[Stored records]
BEGIN
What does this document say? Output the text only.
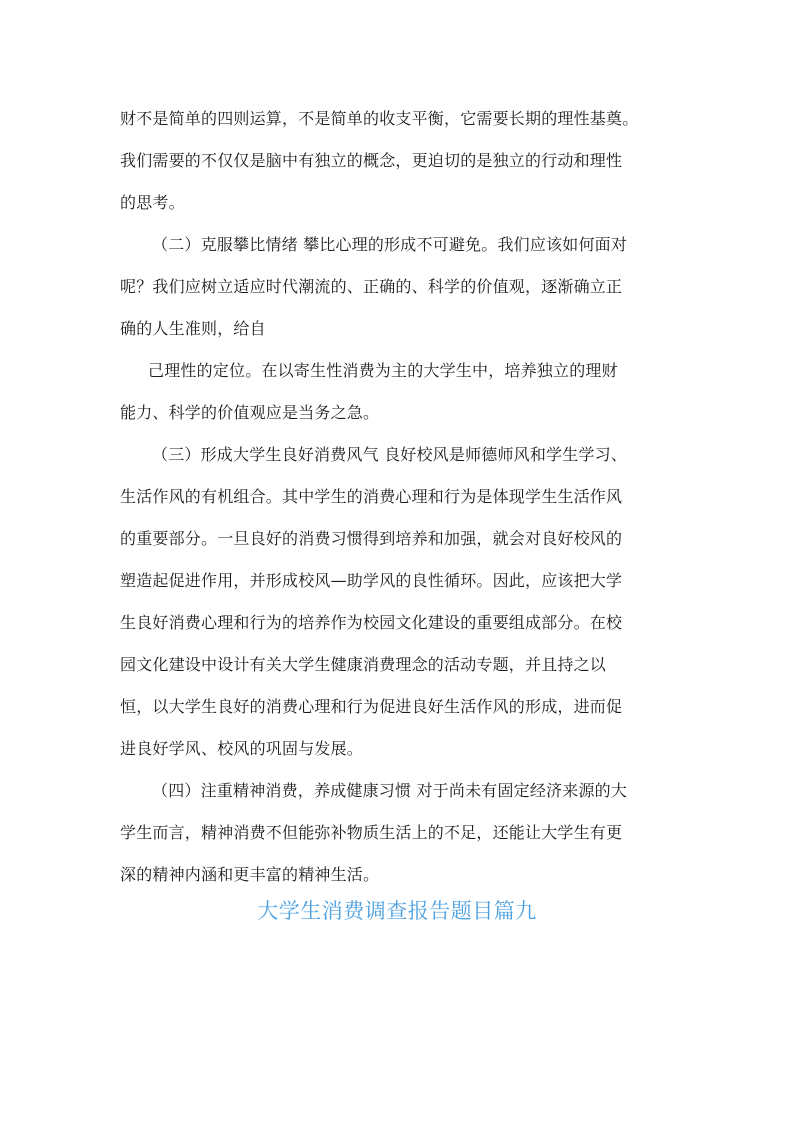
财不是简单的四则运算，不是简单的收支平衡，它需要长期的理性基奠。
我们需要的不仅仅是脑中有独立的概念，更迫切的是独立的行动和理性
的思考。
（二）克服攀比情绪 攀比心理的形成不可避免。我们应该如何面对
呢？我们应树立适应时代潮流的、正确的、科学的价值观，逐渐确立正
确的人生准则，给自
己理性的定位。在以寄生性消费为主的大学生中，培养独立的理财
能力、科学的价值观应是当务之急。
（三）形成大学生良好消费风气 良好校风是师德师风和学生学习、
生活作风的有机组合。其中学生的消费心理和行为是体现学生生活作风
的重要部分。一旦良好的消费习惯得到培养和加强，就会对良好校风的
塑造起促进作用，并形成校风—助学风的良性循环。因此，应该把大学
生良好消费心理和行为的培养作为校园文化建设的重要组成部分。在校
园文化建设中设计有关大学生健康消费理念的活动专题，并且持之以
恒，以大学生良好的消费心理和行为促进良好生活作风的形成，进而促
进良好学风、校风的巩固与发展。
（四）注重精神消费，养成健康习惯 对于尚未有固定经济来源的大
学生而言，精神消费不但能弥补物质生活上的不足，还能让大学生有更
深的精神内涵和更丰富的精神生活。
大学生消费调查报告题目篇九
END
[What the exercise asks] Give all the entries again exactly, dropping each picture.

[Worked solution]
What does this document say? Output the text only.
财不是简单的四则运算，不是简单的收支平衡，它需要长期的理性基奠。
我们需要的不仅仅是脑中有独立的概念，更迫切的是独立的行动和理性
的思考。
（二）克服攀比情绪 攀比心理的形成不可避免。我们应该如何面对
呢？我们应树立适应时代潮流的、正确的、科学的价值观，逐渐确立正
确的人生准则，给自
己理性的定位。在以寄生性消费为主的大学生中，培养独立的理财
能力、科学的价值观应是当务之急。
（三）形成大学生良好消费风气 良好校风是师德师风和学生学习、
生活作风的有机组合。其中学生的消费心理和行为是体现学生生活作风
的重要部分。一旦良好的消费习惯得到培养和加强，就会对良好校风的
塑造起促进作用，并形成校风—助学风的良性循环。因此，应该把大学
生良好消费心理和行为的培养作为校园文化建设的重要组成部分。在校
园文化建设中设计有关大学生健康消费理念的活动专题，并且持之以
恒，以大学生良好的消费心理和行为促进良好生活作风的形成，进而促
进良好学风、校风的巩固与发展。
（四）注重精神消费，养成健康习惯 对于尚未有固定经济来源的大
学生而言，精神消费不但能弥补物质生活上的不足，还能让大学生有更
深的精神内涵和更丰富的精神生活。
大学生消费调查报告题目篇九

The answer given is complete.